PROBLEM DESCRIPTION:
Locate the lines that hold the string "type". Copy every such line.

RECORDED INFORMATION:

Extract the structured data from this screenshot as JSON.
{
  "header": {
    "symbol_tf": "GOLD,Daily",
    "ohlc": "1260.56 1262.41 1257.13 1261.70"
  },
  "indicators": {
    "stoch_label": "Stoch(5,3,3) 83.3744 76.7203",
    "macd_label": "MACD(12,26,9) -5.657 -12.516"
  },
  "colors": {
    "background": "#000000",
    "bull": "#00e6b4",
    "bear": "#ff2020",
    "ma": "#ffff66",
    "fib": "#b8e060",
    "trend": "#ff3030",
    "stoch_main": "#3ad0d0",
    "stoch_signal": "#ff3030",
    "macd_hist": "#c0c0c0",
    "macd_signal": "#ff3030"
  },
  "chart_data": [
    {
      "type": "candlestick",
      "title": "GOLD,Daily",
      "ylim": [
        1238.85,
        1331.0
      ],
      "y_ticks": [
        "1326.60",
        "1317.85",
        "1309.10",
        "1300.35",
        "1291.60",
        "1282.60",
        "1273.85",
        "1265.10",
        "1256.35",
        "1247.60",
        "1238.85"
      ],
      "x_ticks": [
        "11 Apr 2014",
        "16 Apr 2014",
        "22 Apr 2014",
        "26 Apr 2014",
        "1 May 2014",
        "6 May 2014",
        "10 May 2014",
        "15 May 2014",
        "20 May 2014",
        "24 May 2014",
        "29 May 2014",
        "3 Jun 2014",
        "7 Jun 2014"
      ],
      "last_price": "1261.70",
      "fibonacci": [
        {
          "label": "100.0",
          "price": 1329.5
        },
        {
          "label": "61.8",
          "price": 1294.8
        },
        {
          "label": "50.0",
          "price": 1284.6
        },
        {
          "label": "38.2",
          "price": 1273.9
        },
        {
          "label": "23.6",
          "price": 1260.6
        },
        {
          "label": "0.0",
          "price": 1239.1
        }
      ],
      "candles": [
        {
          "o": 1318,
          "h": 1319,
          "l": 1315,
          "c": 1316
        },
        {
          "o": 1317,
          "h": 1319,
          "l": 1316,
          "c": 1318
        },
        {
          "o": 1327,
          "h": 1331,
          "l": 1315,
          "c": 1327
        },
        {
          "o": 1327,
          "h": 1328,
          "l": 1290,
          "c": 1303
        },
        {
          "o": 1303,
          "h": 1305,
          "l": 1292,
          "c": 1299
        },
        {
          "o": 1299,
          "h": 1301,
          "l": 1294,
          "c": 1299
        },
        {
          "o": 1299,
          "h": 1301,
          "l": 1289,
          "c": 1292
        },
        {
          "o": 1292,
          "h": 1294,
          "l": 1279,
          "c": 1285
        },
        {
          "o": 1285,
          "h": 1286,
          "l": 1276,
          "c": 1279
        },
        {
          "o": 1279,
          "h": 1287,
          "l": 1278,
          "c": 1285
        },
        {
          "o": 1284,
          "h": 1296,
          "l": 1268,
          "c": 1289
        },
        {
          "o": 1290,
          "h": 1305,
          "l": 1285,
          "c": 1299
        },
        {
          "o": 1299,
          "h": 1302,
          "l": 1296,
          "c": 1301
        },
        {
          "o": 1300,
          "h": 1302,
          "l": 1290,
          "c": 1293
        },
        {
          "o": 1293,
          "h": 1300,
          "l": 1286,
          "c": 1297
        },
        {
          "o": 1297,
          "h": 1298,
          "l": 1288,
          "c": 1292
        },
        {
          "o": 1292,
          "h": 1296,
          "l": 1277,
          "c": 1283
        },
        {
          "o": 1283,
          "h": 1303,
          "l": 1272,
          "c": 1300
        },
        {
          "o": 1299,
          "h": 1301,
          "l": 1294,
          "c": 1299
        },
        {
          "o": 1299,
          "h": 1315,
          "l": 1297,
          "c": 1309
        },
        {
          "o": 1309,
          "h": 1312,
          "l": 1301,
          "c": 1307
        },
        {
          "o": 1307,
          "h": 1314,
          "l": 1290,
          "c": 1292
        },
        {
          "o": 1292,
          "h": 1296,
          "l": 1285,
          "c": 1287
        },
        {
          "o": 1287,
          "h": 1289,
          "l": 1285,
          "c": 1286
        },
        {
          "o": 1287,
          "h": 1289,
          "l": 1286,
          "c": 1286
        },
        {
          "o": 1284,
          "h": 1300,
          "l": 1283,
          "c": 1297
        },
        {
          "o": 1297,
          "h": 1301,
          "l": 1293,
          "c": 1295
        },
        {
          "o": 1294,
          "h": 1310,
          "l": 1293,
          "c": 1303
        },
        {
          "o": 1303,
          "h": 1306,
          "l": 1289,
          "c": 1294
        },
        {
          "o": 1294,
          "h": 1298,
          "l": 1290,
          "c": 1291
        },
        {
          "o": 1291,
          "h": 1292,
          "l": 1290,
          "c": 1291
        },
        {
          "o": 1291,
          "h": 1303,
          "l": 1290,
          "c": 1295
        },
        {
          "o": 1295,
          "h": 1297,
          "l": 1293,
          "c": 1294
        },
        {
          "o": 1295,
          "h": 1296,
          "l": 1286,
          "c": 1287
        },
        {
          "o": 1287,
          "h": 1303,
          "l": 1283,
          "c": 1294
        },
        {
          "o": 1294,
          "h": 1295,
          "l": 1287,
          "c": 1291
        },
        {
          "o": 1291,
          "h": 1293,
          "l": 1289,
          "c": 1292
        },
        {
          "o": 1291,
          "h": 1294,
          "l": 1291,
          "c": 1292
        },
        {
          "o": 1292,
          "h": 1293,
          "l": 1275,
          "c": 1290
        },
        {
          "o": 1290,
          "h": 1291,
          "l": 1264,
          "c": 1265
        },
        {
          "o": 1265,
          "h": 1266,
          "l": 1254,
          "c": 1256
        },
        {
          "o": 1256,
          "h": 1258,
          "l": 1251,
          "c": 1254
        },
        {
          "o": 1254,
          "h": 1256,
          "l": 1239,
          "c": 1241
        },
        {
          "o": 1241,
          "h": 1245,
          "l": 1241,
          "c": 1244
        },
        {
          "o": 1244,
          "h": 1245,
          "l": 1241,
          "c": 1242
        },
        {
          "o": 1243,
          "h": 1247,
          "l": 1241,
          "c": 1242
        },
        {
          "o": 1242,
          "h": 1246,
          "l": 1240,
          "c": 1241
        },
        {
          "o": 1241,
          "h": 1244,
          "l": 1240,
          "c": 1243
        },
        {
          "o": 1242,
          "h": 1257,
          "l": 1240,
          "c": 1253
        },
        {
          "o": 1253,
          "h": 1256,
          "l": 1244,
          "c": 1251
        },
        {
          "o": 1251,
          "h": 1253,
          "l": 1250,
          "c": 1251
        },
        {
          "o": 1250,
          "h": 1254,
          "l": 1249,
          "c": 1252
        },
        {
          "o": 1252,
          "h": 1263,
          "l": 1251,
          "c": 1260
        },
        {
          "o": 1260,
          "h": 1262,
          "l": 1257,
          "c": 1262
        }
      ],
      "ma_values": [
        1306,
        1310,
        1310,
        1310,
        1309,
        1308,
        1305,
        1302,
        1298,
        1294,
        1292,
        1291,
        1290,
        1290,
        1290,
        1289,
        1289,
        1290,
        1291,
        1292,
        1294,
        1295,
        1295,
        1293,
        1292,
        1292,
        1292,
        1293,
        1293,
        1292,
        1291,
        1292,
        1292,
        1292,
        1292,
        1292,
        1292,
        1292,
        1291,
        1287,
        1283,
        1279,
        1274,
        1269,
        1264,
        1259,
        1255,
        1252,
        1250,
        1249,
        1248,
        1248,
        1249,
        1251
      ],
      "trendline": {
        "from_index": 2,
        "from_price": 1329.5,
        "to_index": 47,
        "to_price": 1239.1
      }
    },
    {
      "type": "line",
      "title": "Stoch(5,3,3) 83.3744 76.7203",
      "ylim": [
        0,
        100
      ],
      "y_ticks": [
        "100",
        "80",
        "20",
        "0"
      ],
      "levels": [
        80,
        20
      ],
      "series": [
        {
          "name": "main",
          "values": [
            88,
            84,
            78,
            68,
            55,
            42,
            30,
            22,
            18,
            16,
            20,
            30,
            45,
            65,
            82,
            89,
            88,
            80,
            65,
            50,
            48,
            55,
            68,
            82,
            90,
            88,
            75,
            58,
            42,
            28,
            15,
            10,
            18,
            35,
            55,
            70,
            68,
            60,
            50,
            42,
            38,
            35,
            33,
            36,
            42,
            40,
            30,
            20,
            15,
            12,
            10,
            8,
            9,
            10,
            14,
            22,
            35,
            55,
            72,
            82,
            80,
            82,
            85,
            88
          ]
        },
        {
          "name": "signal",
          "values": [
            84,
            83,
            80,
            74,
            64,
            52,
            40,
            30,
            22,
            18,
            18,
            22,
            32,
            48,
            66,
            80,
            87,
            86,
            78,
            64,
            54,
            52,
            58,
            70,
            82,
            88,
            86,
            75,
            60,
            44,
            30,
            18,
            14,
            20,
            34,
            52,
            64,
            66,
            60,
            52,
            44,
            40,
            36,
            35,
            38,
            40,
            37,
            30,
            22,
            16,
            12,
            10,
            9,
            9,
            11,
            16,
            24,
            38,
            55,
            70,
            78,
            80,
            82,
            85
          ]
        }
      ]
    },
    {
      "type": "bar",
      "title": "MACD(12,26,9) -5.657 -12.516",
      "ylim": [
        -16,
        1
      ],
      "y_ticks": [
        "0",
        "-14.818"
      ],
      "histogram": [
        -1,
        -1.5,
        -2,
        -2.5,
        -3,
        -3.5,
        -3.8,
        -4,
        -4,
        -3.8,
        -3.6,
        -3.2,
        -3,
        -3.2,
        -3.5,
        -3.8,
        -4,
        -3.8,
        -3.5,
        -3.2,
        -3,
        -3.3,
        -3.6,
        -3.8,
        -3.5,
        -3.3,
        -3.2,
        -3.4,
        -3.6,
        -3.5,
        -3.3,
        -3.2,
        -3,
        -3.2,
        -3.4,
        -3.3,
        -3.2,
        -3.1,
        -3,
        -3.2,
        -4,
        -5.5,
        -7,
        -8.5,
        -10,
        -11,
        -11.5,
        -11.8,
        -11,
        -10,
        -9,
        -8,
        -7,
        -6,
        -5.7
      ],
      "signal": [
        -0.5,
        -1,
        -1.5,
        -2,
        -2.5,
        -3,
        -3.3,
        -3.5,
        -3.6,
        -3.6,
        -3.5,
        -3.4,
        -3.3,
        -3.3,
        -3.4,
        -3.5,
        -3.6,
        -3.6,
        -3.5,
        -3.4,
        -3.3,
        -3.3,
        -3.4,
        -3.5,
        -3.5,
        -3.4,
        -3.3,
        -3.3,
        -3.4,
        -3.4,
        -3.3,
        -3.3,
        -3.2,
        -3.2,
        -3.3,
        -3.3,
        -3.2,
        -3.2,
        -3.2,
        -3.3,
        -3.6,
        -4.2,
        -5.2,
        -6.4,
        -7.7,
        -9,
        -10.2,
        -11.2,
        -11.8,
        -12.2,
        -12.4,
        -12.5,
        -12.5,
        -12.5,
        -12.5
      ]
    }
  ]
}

EXERCISE SOLUTION:
      "type": "candlestick",
      "type": "line",
      "type": "bar",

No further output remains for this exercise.